Exercise instructions >> Scan the entries and tally the lines that include the string "text". Reply with the figure alone.

··· Data to use ···

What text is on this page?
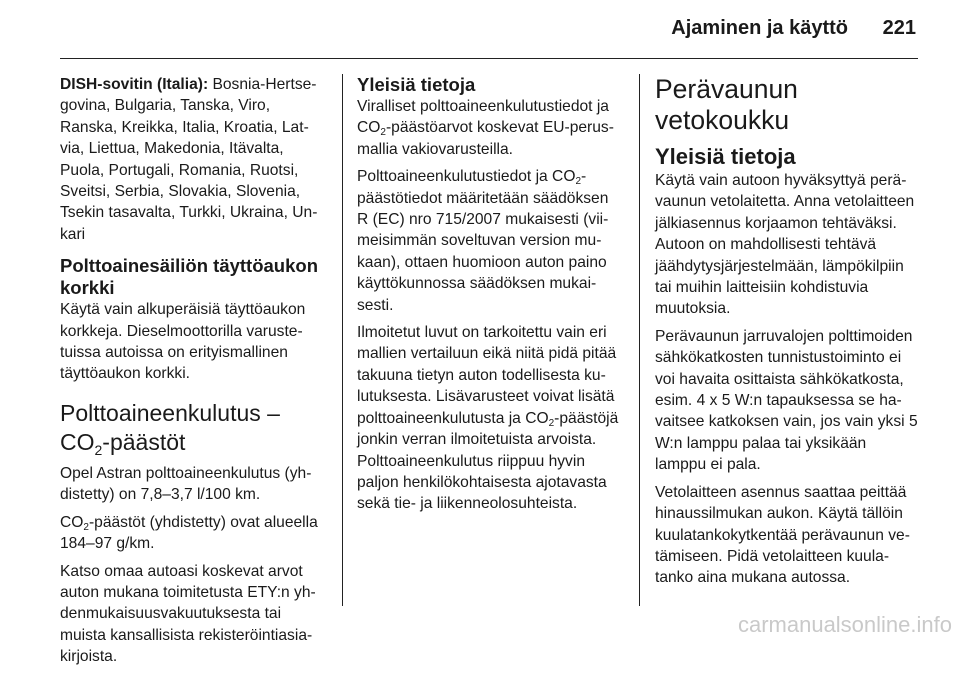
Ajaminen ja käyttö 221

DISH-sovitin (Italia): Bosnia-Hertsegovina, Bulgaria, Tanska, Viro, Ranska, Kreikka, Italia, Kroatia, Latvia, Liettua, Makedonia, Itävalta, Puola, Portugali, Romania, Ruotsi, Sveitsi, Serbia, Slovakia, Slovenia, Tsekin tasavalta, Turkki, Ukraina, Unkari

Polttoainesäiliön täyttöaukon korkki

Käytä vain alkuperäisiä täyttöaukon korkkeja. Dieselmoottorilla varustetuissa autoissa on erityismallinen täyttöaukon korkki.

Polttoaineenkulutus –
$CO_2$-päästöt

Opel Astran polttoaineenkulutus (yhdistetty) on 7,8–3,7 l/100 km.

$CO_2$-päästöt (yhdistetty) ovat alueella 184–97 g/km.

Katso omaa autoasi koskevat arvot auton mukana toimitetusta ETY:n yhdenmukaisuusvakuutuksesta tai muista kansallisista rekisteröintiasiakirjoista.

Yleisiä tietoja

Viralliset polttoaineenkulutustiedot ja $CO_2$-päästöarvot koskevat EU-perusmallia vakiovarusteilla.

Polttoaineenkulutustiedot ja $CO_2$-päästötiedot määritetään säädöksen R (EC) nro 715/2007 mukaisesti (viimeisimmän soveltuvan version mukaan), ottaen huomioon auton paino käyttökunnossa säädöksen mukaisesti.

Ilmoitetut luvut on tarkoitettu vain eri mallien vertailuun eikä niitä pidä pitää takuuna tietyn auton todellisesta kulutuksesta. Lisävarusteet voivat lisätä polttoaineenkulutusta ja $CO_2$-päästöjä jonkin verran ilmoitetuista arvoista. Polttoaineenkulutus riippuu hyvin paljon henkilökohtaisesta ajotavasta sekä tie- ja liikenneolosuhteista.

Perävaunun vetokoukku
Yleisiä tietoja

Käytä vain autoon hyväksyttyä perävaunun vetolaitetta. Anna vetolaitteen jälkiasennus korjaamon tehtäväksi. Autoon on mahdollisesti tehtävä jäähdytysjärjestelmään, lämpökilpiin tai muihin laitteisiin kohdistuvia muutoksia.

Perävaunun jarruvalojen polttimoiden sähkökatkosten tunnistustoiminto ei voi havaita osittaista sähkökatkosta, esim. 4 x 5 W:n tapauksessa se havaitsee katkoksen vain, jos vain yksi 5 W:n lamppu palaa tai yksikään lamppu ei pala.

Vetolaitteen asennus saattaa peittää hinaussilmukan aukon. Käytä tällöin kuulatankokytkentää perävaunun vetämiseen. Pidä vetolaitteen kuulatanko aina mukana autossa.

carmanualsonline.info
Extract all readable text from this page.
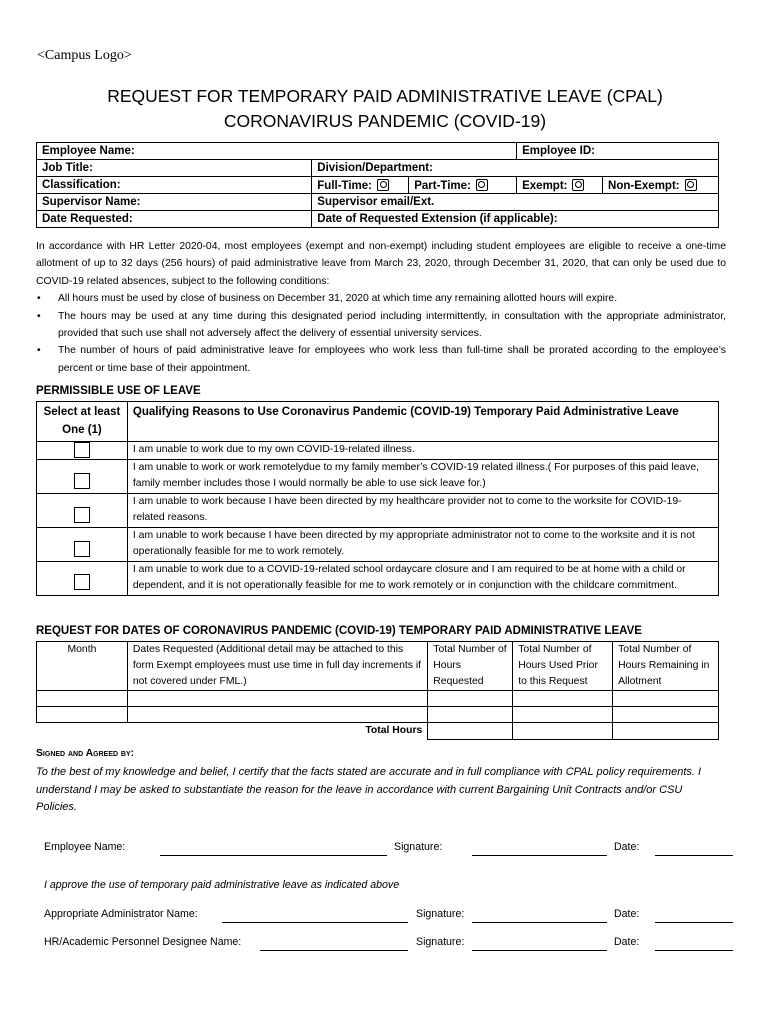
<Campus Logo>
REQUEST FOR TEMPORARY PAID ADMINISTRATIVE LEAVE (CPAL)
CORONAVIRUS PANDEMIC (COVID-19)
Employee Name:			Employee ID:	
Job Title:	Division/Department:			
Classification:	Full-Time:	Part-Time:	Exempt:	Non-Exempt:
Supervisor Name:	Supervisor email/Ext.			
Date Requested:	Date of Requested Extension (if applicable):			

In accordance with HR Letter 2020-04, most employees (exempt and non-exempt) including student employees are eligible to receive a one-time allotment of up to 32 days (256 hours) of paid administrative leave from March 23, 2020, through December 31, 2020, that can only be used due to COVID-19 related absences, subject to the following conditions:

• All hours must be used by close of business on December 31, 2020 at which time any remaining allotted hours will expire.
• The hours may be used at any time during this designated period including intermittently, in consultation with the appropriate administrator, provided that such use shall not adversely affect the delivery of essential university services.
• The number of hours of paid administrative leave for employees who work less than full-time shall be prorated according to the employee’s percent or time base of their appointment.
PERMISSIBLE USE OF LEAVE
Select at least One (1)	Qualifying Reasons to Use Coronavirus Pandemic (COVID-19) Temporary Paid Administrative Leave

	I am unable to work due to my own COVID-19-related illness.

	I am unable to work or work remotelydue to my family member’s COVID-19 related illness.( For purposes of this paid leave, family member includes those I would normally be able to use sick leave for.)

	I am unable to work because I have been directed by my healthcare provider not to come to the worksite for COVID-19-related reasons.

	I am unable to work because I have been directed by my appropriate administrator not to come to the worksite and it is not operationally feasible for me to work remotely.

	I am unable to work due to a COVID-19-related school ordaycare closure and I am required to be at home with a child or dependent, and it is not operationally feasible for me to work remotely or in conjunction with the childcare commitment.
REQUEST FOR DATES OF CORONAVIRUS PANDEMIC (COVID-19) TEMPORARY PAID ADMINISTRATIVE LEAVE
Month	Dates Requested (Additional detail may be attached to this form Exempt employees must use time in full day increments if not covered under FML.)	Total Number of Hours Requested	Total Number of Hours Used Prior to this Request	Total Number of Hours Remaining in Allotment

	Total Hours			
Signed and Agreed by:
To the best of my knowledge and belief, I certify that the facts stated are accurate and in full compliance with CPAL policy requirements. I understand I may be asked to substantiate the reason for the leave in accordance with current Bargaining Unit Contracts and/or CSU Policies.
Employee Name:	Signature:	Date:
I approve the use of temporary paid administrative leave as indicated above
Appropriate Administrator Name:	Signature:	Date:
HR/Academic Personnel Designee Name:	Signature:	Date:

···

Answer to the exercise >> 2